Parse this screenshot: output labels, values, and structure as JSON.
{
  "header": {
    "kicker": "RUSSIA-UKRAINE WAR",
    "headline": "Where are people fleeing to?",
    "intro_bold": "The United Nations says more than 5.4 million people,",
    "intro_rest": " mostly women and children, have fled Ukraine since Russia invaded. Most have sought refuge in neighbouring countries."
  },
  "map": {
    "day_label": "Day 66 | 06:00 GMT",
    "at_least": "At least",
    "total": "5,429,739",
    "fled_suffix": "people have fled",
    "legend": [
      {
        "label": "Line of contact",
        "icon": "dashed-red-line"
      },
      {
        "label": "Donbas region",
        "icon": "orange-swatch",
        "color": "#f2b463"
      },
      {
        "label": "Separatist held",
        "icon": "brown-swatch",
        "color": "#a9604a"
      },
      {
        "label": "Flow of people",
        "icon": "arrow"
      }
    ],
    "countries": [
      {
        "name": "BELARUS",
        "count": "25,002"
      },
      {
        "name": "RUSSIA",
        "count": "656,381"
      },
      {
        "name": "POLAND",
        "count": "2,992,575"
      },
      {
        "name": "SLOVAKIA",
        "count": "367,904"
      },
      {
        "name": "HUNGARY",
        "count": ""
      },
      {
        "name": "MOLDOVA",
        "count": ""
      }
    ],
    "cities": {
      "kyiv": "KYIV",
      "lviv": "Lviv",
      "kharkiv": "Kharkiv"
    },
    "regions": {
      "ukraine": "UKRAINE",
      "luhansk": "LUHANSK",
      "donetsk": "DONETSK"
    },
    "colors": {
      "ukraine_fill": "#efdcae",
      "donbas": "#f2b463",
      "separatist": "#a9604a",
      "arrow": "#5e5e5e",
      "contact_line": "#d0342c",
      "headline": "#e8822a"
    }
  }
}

*YOUR INSTRUCTIONS*: Report every line in the data above in which the word "people" appears.

*OUTPUT OF THE EXERCISE*:
    "headline": "Where are people fleeing to?",
    "intro_bold": "The United Nations says more than 5.4 million people,",
    "fled_suffix": "people have fled",
        "label": "Flow of people",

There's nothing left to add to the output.